[Dataset entries]

═══

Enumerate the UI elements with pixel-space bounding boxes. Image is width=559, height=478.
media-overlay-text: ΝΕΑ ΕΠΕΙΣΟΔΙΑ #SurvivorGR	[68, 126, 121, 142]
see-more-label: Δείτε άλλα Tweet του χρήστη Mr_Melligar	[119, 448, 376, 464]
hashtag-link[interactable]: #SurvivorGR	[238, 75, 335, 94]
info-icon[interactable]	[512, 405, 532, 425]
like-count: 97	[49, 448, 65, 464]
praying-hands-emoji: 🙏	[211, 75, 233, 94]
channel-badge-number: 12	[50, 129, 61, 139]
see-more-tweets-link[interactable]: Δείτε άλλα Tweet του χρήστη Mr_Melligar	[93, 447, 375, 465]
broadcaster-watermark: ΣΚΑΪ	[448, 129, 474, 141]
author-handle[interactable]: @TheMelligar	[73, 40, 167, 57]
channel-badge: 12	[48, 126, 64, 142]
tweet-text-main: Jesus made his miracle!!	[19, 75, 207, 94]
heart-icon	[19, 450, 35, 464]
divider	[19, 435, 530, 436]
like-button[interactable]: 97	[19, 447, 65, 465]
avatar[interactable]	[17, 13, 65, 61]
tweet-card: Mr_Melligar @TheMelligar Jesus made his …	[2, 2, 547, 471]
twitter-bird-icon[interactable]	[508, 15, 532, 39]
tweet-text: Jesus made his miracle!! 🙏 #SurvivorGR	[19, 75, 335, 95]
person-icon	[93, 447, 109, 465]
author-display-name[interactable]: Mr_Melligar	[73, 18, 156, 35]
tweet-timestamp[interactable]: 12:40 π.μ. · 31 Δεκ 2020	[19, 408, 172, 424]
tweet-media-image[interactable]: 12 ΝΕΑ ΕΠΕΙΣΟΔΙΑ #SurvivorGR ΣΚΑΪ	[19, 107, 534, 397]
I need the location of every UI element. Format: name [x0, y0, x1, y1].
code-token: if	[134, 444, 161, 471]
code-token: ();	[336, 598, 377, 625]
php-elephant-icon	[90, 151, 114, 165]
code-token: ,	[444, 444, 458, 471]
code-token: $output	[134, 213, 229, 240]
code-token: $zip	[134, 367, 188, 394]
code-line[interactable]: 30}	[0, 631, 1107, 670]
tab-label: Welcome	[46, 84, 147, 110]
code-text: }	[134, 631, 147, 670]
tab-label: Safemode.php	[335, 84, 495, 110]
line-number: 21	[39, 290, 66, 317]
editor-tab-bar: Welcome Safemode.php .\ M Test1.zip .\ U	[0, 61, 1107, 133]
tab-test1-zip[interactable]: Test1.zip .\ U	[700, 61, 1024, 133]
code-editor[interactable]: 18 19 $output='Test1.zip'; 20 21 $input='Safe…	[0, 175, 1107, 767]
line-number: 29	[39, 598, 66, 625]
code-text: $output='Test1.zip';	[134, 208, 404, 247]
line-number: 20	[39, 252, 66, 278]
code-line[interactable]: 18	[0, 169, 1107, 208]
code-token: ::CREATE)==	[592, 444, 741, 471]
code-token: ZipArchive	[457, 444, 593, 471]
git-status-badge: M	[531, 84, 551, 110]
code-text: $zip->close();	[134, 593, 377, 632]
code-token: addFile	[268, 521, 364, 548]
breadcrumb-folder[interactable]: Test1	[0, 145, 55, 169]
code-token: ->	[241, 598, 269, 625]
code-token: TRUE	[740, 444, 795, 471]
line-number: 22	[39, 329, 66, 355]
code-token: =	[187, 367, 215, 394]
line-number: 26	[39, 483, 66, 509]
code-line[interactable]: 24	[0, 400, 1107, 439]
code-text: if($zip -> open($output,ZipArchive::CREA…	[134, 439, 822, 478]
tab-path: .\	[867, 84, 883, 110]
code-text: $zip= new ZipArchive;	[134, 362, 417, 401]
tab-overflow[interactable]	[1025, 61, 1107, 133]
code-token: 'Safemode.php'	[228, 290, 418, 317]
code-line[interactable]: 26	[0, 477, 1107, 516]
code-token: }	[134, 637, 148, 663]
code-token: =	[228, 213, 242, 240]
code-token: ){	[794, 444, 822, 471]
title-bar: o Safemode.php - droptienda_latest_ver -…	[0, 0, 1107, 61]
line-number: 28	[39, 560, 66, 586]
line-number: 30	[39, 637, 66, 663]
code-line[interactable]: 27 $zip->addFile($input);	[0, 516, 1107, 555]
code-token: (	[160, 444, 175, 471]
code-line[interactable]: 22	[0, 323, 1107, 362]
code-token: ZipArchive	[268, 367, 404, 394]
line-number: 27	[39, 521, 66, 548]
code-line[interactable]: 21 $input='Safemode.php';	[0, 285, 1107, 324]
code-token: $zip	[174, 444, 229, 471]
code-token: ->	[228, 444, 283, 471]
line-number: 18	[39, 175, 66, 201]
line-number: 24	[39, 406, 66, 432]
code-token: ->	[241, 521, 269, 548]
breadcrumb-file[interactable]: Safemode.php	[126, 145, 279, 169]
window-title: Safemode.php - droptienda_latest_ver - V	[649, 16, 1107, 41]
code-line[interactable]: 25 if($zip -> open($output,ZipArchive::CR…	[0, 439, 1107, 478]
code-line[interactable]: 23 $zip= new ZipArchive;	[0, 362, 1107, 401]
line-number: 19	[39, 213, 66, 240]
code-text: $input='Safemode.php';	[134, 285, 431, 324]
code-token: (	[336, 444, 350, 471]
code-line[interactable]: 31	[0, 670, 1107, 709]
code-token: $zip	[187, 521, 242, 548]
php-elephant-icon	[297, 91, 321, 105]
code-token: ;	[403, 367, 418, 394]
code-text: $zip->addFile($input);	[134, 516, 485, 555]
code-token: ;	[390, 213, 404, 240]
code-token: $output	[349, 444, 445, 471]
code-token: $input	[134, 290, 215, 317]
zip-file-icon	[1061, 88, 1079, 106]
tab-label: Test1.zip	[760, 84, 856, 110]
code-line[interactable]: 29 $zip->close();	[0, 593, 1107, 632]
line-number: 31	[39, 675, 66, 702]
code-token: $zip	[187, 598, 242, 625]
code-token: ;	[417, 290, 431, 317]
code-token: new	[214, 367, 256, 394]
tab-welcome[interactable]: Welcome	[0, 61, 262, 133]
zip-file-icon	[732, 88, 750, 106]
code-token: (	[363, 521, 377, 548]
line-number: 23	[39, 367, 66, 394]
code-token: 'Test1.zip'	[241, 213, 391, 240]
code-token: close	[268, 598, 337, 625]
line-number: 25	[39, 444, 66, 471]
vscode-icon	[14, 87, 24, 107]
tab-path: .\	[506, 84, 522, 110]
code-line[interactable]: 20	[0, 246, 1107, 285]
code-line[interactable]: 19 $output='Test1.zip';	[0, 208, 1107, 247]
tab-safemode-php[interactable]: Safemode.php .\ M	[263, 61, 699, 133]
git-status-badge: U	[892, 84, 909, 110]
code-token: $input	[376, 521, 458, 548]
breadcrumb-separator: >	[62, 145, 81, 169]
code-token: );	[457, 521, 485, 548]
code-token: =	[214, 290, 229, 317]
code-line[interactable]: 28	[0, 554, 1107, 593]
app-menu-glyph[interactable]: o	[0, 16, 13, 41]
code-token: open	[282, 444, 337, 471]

═══

• [Work required]:
Lay out the entries as a Markdown table with the columns "Row" and "Entry line". Begin at the first line of the entries, stop after the line that contains "13, 65, 61]", and leave out any blank lines.

• [Result for this exercise]:
| Row | Entry line |
|---|---|
| 1 | Enumerate the UI elements with pixel-space bounding boxes. Image is width=559, height=478. |
| 2 | media-overlay-text: ΝΕΑ ΕΠΕΙΣΟΔΙΑ #SurvivorGR	[68, 126, 121, 142] |
| 3 | see-more-label: Δείτε άλλα Tweet του χρήστη Mr_Melligar	[119, 448, 376, 464] |
| 4 | hashtag-link[interactable]: #SurvivorGR	[238, 75, 335, 94] |
| 5 | info-icon[interactable]	[512, 405, 532, 425] |
| 6 | like-count: 97	[49, 448, 65, 464] |
| 7 | praying-hands-emoji: 🙏	[211, 75, 233, 94] |
| 8 | channel-badge-number: 12	[50, 129, 61, 139] |
| 9 | see-more-tweets-link[interactable]: Δείτε άλλα Tweet του χρήστη Mr_Melligar	[93, 447, 375, 465] |
| 10 | broadcaster-watermark: ΣΚΑΪ	[448, 129, 474, 141] |
| 11 | author-handle[interactable]: @TheMelligar	[73, 40, 167, 57] |
| 12 | channel-badge: 12	[48, 126, 64, 142] |
| 13 | tweet-text-main: Jesus made his miracle!!	[19, 75, 207, 94] |
| 14 | heart-icon	[19, 450, 35, 464] |
| 15 | divider	[19, 435, 530, 436] |
| 16 | like-button[interactable]: 97	[19, 447, 65, 465] |
| 17 | avatar[interactable]	[17, 13, 65, 61] |